* Begin *

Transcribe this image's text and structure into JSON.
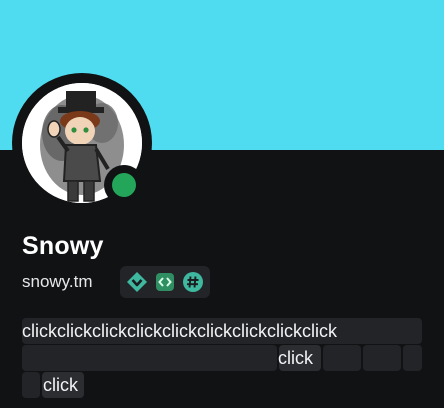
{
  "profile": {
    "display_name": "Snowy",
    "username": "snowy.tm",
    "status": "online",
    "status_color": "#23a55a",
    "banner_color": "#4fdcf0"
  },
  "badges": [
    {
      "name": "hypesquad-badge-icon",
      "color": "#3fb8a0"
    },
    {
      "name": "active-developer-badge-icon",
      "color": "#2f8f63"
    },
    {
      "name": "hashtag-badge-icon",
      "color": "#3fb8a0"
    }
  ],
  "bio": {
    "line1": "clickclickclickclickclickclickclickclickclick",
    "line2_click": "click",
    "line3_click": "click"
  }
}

* End *
* Begin *

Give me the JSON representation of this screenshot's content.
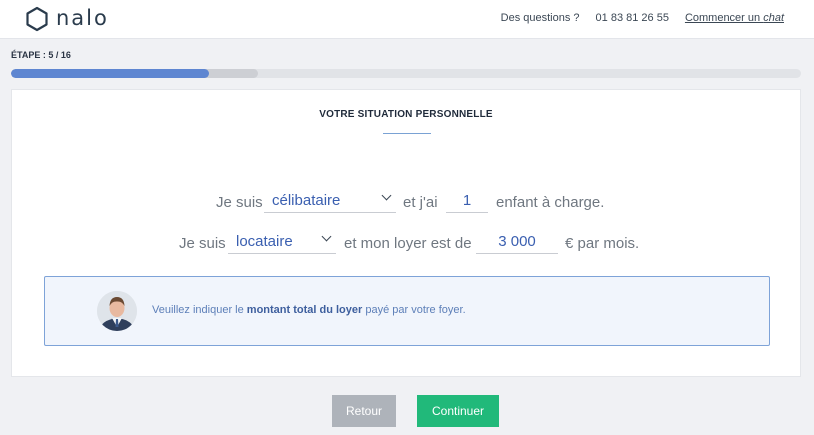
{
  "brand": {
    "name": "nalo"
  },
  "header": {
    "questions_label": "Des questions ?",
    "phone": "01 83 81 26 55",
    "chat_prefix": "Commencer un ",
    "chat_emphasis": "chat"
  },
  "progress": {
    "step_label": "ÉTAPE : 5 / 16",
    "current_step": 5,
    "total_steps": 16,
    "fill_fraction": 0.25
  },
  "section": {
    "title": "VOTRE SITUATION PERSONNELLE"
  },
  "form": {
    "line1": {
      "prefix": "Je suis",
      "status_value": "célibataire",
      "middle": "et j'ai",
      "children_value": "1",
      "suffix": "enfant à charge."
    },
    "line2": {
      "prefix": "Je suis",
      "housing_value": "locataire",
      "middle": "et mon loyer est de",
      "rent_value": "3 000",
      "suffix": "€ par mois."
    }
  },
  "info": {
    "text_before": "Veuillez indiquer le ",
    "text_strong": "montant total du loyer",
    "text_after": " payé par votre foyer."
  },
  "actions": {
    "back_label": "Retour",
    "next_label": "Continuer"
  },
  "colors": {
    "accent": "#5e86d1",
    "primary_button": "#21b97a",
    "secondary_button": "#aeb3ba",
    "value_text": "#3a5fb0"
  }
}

* End *
* Begin *

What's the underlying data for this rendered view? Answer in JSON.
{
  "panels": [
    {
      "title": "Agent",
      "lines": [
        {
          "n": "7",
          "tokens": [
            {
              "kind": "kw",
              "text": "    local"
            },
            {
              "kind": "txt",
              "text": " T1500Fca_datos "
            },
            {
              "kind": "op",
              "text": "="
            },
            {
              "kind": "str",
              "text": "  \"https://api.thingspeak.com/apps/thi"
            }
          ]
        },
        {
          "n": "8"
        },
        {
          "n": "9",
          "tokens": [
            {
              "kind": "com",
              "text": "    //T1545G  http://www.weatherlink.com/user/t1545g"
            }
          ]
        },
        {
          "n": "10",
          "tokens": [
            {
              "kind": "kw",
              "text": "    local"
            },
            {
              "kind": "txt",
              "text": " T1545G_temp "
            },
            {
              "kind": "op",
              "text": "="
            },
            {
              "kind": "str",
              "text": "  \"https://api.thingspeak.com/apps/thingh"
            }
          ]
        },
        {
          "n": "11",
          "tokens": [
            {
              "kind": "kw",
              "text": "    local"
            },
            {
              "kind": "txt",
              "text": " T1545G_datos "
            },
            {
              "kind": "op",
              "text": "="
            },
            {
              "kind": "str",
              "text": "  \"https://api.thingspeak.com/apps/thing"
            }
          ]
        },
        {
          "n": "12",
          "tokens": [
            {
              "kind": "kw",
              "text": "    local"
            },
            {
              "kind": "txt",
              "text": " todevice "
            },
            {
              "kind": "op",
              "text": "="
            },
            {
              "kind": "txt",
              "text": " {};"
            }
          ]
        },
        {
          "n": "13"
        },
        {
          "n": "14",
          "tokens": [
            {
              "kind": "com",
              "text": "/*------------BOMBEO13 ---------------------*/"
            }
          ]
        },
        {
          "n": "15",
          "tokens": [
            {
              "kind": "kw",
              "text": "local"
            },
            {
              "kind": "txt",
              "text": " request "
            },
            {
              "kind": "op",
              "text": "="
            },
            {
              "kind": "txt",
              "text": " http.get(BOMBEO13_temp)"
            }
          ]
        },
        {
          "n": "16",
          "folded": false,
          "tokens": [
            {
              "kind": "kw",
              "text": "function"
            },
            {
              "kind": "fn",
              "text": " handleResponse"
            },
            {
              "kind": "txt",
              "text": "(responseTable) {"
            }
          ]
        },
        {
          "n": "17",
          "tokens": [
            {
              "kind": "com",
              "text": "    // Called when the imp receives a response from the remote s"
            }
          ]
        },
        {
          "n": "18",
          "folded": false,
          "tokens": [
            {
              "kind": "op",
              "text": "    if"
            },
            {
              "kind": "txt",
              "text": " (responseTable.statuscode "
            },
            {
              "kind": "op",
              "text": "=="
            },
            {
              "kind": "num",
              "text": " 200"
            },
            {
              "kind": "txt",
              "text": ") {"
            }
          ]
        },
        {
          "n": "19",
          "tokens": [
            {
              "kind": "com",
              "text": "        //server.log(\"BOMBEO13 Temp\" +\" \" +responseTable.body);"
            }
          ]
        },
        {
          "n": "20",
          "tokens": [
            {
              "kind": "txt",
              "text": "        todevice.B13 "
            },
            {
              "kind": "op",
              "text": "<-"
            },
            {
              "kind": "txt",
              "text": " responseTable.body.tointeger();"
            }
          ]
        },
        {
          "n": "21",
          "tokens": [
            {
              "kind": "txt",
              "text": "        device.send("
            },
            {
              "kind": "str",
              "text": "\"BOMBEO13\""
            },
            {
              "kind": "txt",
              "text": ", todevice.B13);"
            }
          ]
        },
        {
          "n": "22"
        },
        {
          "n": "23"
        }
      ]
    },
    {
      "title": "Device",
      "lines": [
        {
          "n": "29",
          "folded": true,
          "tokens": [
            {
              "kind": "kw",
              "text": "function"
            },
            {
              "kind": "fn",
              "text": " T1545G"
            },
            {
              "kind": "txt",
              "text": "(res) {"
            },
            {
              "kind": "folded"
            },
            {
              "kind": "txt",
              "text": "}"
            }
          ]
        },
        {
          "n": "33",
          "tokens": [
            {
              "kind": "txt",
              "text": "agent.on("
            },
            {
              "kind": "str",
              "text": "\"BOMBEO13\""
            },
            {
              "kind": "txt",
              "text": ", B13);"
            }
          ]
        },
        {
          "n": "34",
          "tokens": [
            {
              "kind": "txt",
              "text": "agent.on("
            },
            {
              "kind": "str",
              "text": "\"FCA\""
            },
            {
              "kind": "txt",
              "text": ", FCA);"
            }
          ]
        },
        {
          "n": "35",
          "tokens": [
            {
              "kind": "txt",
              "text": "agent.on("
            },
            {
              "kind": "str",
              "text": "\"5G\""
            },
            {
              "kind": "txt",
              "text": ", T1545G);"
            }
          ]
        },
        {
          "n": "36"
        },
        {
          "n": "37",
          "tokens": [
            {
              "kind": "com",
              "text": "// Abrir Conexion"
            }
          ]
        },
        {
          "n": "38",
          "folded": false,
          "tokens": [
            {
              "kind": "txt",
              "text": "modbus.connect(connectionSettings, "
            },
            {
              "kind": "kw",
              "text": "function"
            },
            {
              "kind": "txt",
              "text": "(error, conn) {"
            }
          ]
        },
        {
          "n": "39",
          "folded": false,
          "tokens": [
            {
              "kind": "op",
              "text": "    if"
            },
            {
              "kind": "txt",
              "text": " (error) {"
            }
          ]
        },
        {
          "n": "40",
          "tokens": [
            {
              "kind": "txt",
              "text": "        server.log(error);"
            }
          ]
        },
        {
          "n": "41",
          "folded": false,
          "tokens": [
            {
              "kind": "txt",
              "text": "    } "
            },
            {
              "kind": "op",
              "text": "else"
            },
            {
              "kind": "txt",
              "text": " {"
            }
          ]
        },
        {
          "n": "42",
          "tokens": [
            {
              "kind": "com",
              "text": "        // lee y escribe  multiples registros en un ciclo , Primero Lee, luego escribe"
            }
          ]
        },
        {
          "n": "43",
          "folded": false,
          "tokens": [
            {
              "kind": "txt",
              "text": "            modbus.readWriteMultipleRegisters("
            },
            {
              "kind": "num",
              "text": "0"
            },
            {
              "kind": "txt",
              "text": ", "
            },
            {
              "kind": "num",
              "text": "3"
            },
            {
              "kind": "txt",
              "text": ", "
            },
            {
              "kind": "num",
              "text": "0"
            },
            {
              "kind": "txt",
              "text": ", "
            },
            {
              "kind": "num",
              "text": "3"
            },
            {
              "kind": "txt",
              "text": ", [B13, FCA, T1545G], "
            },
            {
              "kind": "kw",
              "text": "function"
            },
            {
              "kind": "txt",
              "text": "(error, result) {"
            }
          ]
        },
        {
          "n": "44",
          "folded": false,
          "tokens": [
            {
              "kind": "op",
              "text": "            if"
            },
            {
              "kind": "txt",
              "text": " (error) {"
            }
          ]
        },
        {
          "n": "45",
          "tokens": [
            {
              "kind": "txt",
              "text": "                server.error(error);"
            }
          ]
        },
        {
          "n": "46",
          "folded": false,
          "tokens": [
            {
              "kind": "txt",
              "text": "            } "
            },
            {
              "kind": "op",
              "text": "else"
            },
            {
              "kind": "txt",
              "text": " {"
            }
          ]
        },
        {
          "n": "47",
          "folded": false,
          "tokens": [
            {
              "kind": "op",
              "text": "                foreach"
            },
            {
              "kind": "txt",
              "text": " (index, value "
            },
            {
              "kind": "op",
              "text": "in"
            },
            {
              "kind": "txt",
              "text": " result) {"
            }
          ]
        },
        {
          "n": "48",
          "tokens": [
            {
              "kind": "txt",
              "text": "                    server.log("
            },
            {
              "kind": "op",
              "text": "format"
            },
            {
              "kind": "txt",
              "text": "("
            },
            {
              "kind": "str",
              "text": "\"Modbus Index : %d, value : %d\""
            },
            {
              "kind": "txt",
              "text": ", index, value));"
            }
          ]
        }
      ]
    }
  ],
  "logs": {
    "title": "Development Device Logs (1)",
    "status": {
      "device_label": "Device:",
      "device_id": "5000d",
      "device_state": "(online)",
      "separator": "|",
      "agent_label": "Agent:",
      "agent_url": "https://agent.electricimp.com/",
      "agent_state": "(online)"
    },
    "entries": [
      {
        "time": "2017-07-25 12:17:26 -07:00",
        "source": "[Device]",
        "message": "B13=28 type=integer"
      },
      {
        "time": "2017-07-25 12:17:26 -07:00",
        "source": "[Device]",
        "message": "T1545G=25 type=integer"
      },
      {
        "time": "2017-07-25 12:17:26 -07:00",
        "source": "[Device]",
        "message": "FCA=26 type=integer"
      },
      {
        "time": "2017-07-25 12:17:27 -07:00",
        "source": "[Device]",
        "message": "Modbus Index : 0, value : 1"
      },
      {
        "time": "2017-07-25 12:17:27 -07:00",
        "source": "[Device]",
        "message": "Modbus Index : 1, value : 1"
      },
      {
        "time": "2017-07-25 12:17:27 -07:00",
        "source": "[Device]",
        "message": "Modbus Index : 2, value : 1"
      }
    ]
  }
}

* End *

§ Task description
Write down only how many lines in the listing contain the word "body".

§ Solution for this problem
2